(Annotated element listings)
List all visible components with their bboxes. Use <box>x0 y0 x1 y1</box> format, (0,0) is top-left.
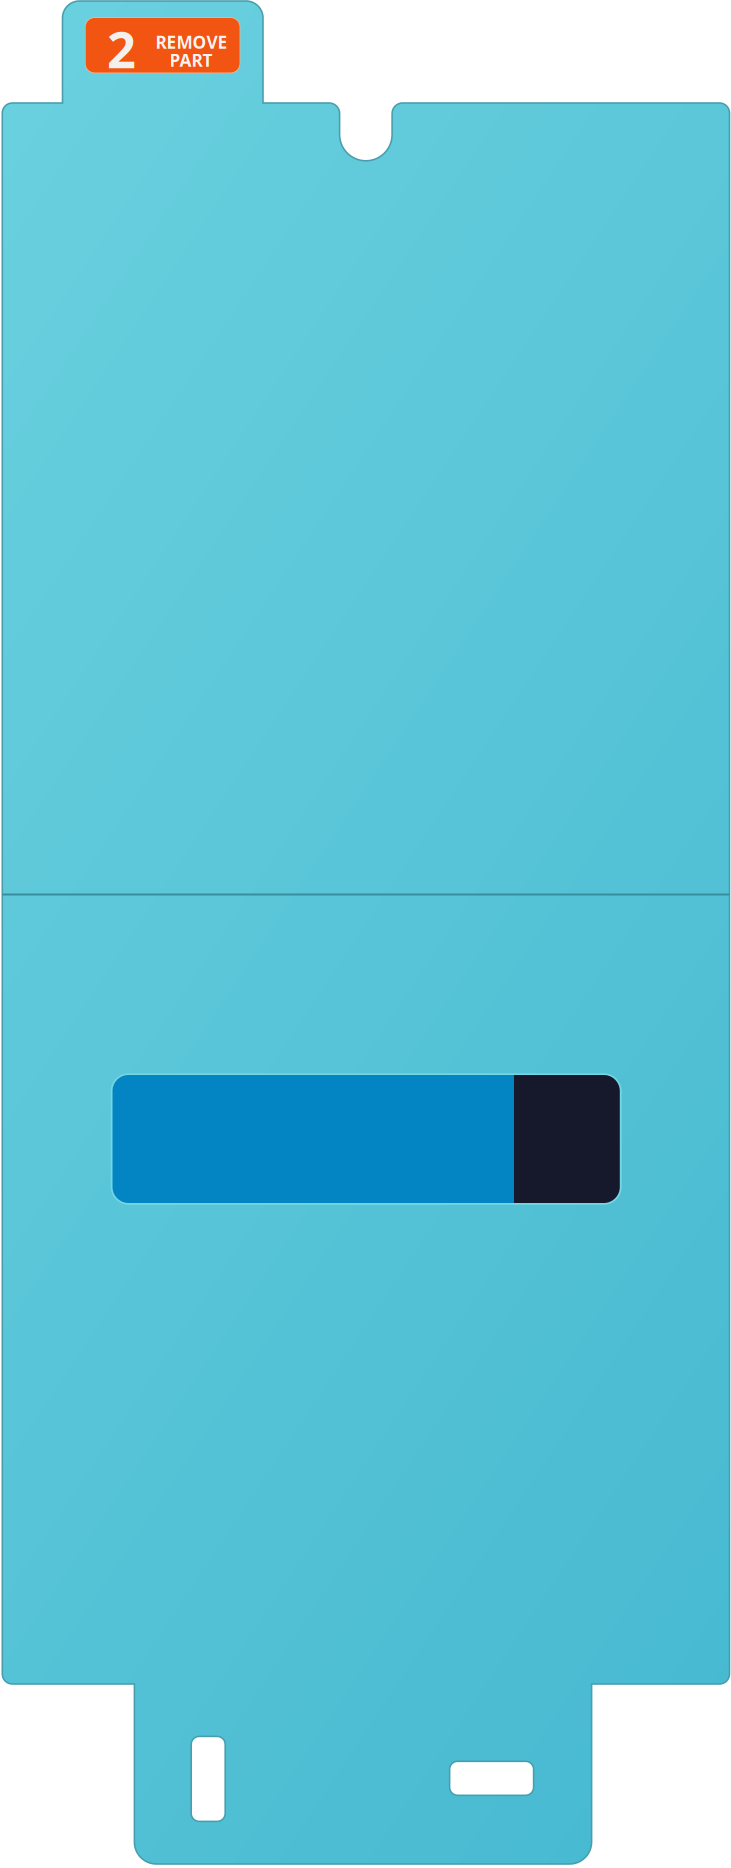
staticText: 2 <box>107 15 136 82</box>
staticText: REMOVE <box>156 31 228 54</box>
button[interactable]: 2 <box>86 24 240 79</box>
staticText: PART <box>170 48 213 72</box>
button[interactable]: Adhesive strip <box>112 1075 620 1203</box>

§ **OBJECTIVE**
Render all the entries as a two-column CSV with the headers "prompt" and "listing," one row per entry, with each field in double quotes and line breaks changed to spaces. Leave out the pictures.

§ **RESULT BELOW**
prompt,listing
"List all visible components with their bboxes. Use <box>x0 y0 x1 y1</box> format, (0,0) is top-left.","staticText: 2 <box>107 15 136 82</box> staticText: REMOVE <box>156 31 228 54</box> button[interactable]: 2 <box>86 24 240 79</box> staticText: PART <box>170 48 213 72</box> button[interactable]: Adhesive strip <box>112 1075 620 1203</box>"